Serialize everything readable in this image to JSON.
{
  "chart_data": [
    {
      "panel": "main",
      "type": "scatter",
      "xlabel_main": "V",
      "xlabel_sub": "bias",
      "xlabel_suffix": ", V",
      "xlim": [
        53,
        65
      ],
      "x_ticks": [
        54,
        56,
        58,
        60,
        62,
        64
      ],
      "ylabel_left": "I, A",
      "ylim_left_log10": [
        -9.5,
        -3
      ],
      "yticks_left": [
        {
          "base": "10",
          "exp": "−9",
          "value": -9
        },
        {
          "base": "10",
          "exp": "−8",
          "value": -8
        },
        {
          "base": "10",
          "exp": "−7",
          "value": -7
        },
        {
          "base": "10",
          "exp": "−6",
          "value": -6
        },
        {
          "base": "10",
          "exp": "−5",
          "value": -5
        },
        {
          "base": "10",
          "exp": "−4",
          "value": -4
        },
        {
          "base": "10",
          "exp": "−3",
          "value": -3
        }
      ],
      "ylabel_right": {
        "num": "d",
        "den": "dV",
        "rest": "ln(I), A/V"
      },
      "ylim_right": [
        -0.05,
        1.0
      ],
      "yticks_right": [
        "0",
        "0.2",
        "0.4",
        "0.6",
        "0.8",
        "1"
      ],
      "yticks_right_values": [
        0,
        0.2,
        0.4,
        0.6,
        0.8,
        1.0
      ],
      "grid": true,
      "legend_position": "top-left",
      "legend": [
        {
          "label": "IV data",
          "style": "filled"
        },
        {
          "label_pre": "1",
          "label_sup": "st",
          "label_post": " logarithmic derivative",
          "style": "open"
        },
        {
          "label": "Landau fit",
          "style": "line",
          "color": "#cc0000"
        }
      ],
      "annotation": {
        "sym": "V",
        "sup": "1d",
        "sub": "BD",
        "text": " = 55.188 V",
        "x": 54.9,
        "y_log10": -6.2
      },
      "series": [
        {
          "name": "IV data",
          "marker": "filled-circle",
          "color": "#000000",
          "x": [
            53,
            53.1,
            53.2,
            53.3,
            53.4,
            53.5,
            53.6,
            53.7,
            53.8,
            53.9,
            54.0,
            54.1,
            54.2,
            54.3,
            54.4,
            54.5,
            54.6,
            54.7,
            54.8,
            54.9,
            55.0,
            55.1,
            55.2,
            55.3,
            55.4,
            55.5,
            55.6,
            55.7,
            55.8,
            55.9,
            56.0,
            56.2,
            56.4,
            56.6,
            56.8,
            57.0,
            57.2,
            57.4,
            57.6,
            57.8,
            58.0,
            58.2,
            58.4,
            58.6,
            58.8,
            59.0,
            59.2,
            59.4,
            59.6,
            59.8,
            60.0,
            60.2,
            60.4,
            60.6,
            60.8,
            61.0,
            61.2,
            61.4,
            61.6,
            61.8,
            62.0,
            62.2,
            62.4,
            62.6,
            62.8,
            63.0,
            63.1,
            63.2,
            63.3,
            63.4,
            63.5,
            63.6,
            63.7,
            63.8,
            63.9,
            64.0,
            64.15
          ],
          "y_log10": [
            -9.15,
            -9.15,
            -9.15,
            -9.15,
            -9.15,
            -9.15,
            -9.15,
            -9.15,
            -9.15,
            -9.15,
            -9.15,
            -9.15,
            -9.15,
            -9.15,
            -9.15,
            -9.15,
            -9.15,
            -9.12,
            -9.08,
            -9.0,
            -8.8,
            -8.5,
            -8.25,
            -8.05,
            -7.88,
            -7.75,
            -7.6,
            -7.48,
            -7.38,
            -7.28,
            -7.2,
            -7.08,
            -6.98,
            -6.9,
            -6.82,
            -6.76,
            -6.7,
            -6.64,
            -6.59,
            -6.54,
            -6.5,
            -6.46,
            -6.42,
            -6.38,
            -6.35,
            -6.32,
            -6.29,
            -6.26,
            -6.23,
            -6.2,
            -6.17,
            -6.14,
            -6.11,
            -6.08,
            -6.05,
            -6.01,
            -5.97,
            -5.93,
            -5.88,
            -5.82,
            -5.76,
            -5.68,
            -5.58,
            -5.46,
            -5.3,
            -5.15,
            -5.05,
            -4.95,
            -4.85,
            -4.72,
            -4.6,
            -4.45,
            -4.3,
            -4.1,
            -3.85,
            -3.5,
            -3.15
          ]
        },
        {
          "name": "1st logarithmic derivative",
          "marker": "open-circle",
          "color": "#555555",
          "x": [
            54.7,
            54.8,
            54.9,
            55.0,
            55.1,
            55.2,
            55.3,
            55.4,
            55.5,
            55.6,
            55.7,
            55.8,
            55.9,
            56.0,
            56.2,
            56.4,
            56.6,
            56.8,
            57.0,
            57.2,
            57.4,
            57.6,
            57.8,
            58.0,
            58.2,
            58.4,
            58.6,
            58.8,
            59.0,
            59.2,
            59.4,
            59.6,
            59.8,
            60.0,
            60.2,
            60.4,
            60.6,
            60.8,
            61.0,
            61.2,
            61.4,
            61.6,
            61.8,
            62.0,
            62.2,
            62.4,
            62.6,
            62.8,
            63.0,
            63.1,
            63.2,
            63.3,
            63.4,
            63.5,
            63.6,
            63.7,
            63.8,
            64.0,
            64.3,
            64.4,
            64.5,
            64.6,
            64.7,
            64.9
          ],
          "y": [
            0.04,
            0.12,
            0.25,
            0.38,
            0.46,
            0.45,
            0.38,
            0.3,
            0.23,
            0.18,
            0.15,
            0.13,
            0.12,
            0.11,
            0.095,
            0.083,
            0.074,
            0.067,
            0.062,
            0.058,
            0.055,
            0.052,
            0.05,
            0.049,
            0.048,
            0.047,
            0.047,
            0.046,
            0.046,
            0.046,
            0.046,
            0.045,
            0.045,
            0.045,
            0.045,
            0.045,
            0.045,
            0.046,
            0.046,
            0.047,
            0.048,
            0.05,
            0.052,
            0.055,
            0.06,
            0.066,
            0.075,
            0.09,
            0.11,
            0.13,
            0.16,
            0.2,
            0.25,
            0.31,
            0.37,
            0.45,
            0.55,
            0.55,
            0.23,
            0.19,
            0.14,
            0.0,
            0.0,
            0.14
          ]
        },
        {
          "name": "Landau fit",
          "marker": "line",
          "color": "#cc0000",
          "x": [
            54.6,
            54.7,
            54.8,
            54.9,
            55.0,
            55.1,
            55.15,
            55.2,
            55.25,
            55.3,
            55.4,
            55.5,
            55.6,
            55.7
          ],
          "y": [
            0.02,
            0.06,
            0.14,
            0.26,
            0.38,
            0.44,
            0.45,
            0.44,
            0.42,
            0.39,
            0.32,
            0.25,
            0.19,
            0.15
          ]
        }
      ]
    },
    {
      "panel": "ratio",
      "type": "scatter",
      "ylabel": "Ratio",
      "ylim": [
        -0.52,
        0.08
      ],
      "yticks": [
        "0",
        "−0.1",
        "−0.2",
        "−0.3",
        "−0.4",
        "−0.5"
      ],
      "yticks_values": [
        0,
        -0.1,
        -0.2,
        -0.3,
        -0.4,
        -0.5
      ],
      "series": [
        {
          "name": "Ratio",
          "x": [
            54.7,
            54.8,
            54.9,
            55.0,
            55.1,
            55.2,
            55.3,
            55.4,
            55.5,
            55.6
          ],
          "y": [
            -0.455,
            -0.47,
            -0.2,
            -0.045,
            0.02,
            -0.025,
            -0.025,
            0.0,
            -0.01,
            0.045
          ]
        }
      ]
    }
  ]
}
++++++++
◆ Given problem:
Reproduce the data in its entirety, matching each character.

◆ Answer below:
Serialize everything readable in this image to JSON.
{
  "chart_data": [
    {
      "panel": "main",
      "type": "scatter",
      "xlabel_main": "V",
      "xlabel_sub": "bias",
      "xlabel_suffix": ", V",
      "xlim": [
        53,
        65
      ],
      "x_ticks": [
        54,
        56,
        58,
        60,
        62,
        64
      ],
      "ylabel_left": "I, A",
      "ylim_left_log10": [
        -9.5,
        -3
      ],
      "yticks_left": [
        {
          "base": "10",
          "exp": "−9",
          "value": -9
        },
        {
          "base": "10",
          "exp": "−8",
          "value": -8
        },
        {
          "base": "10",
          "exp": "−7",
          "value": -7
        },
        {
          "base": "10",
          "exp": "−6",
          "value": -6
        },
        {
          "base": "10",
          "exp": "−5",
          "value": -5
        },
        {
          "base": "10",
          "exp": "−4",
          "value": -4
        },
        {
          "base": "10",
          "exp": "−3",
          "value": -3
        }
      ],
      "ylabel_right": {
        "num": "d",
        "den": "dV",
        "rest": "ln(I), A/V"
      },
      "ylim_right": [
        -0.05,
        1.0
      ],
      "yticks_right": [
        "0",
        "0.2",
        "0.4",
        "0.6",
        "0.8",
        "1"
      ],
      "yticks_right_values": [
        0,
        0.2,
        0.4,
        0.6,
        0.8,
        1.0
      ],
      "grid": true,
      "legend_position": "top-left",
      "legend": [
        {
          "label": "IV data",
          "style": "filled"
        },
        {
          "label_pre": "1",
          "label_sup": "st",
          "label_post": " logarithmic derivative",
          "style": "open"
        },
        {
          "label": "Landau fit",
          "style": "line",
          "color": "#cc0000"
        }
      ],
      "annotation": {
        "sym": "V",
        "sup": "1d",
        "sub": "BD",
        "text": " = 55.188 V",
        "x": 54.9,
        "y_log10": -6.2
      },
      "series": [
        {
          "name": "IV data",
          "marker": "filled-circle",
          "color": "#000000",
          "x": [
            53,
            53.1,
            53.2,
            53.3,
            53.4,
            53.5,
            53.6,
            53.7,
            53.8,
            53.9,
            54.0,
            54.1,
            54.2,
            54.3,
            54.4,
            54.5,
            54.6,
            54.7,
            54.8,
            54.9,
            55.0,
            55.1,
            55.2,
            55.3,
            55.4,
            55.5,
            55.6,
            55.7,
            55.8,
            55.9,
            56.0,
            56.2,
            56.4,
            56.6,
            56.8,
            57.0,
            57.2,
            57.4,
            57.6,
            57.8,
            58.0,
            58.2,
            58.4,
            58.6,
            58.8,
            59.0,
            59.2,
            59.4,
            59.6,
            59.8,
            60.0,
            60.2,
            60.4,
            60.6,
            60.8,
            61.0,
            61.2,
            61.4,
            61.6,
            61.8,
            62.0,
            62.2,
            62.4,
            62.6,
            62.8,
            63.0,
            63.1,
            63.2,
            63.3,
            63.4,
            63.5,
            63.6,
            63.7,
            63.8,
            63.9,
            64.0,
            64.15
          ],
          "y_log10": [
            -9.15,
            -9.15,
            -9.15,
            -9.15,
            -9.15,
            -9.15,
            -9.15,
            -9.15,
            -9.15,
            -9.15,
            -9.15,
            -9.15,
            -9.15,
            -9.15,
            -9.15,
            -9.15,
            -9.15,
            -9.12,
            -9.08,
            -9.0,
            -8.8,
            -8.5,
            -8.25,
            -8.05,
            -7.88,
            -7.75,
            -7.6,
            -7.48,
            -7.38,
            -7.28,
            -7.2,
            -7.08,
            -6.98,
            -6.9,
            -6.82,
            -6.76,
            -6.7,
            -6.64,
            -6.59,
            -6.54,
            -6.5,
            -6.46,
            -6.42,
            -6.38,
            -6.35,
            -6.32,
            -6.29,
            -6.26,
            -6.23,
            -6.2,
            -6.17,
            -6.14,
            -6.11,
            -6.08,
            -6.05,
            -6.01,
            -5.97,
            -5.93,
            -5.88,
            -5.82,
            -5.76,
            -5.68,
            -5.58,
            -5.46,
            -5.3,
            -5.15,
            -5.05,
            -4.95,
            -4.85,
            -4.72,
            -4.6,
            -4.45,
            -4.3,
            -4.1,
            -3.85,
            -3.5,
            -3.15
          ]
        },
        {
          "name": "1st logarithmic derivative",
          "marker": "open-circle",
          "color": "#555555",
          "x": [
            54.7,
            54.8,
            54.9,
            55.0,
            55.1,
            55.2,
            55.3,
            55.4,
            55.5,
            55.6,
            55.7,
            55.8,
            55.9,
            56.0,
            56.2,
            56.4,
            56.6,
            56.8,
            57.0,
            57.2,
            57.4,
            57.6,
            57.8,
            58.0,
            58.2,
            58.4,
            58.6,
            58.8,
            59.0,
            59.2,
            59.4,
            59.6,
            59.8,
            60.0,
            60.2,
            60.4,
            60.6,
            60.8,
            61.0,
            61.2,
            61.4,
            61.6,
            61.8,
            62.0,
            62.2,
            62.4,
            62.6,
            62.8,
            63.0,
            63.1,
            63.2,
            63.3,
            63.4,
            63.5,
            63.6,
            63.7,
            63.8,
            64.0,
            64.3,
            64.4,
            64.5,
            64.6,
            64.7,
            64.9
          ],
          "y": [
            0.04,
            0.12,
            0.25,
            0.38,
            0.46,
            0.45,
            0.38,
            0.3,
            0.23,
            0.18,
            0.15,
            0.13,
            0.12,
            0.11,
            0.095,
            0.083,
            0.074,
            0.067,
            0.062,
            0.058,
            0.055,
            0.052,
            0.05,
            0.049,
            0.048,
            0.047,
            0.047,
            0.046,
            0.046,
            0.046,
            0.046,
            0.045,
            0.045,
            0.045,
            0.045,
            0.045,
            0.045,
            0.046,
            0.046,
            0.047,
            0.048,
            0.05,
            0.052,
            0.055,
            0.06,
            0.066,
            0.075,
            0.09,
            0.11,
            0.13,
            0.16,
            0.2,
            0.25,
            0.31,
            0.37,
            0.45,
            0.55,
            0.55,
            0.23,
            0.19,
            0.14,
            0.0,
            0.0,
            0.14
          ]
        },
        {
          "name": "Landau fit",
          "marker": "line",
          "color": "#cc0000",
          "x": [
            54.6,
            54.7,
            54.8,
            54.9,
            55.0,
            55.1,
            55.15,
            55.2,
            55.25,
            55.3,
            55.4,
            55.5,
            55.6,
            55.7
          ],
          "y": [
            0.02,
            0.06,
            0.14,
            0.26,
            0.38,
            0.44,
            0.45,
            0.44,
            0.42,
            0.39,
            0.32,
            0.25,
            0.19,
            0.15
          ]
        }
      ]
    },
    {
      "panel": "ratio",
      "type": "scatter",
      "ylabel": "Ratio",
      "ylim": [
        -0.52,
        0.08
      ],
      "yticks": [
        "0",
        "−0.1",
        "−0.2",
        "−0.3",
        "−0.4",
        "−0.5"
      ],
      "yticks_values": [
        0,
        -0.1,
        -0.2,
        -0.3,
        -0.4,
        -0.5
      ],
      "series": [
        {
          "name": "Ratio",
          "x": [
            54.7,
            54.8,
            54.9,
            55.0,
            55.1,
            55.2,
            55.3,
            55.4,
            55.5,
            55.6
          ],
          "y": [
            -0.455,
            -0.47,
            -0.2,
            -0.045,
            0.02,
            -0.025,
            -0.025,
            0.0,
            -0.01,
            0.045
          ]
        }
      ]
    }
  ]
}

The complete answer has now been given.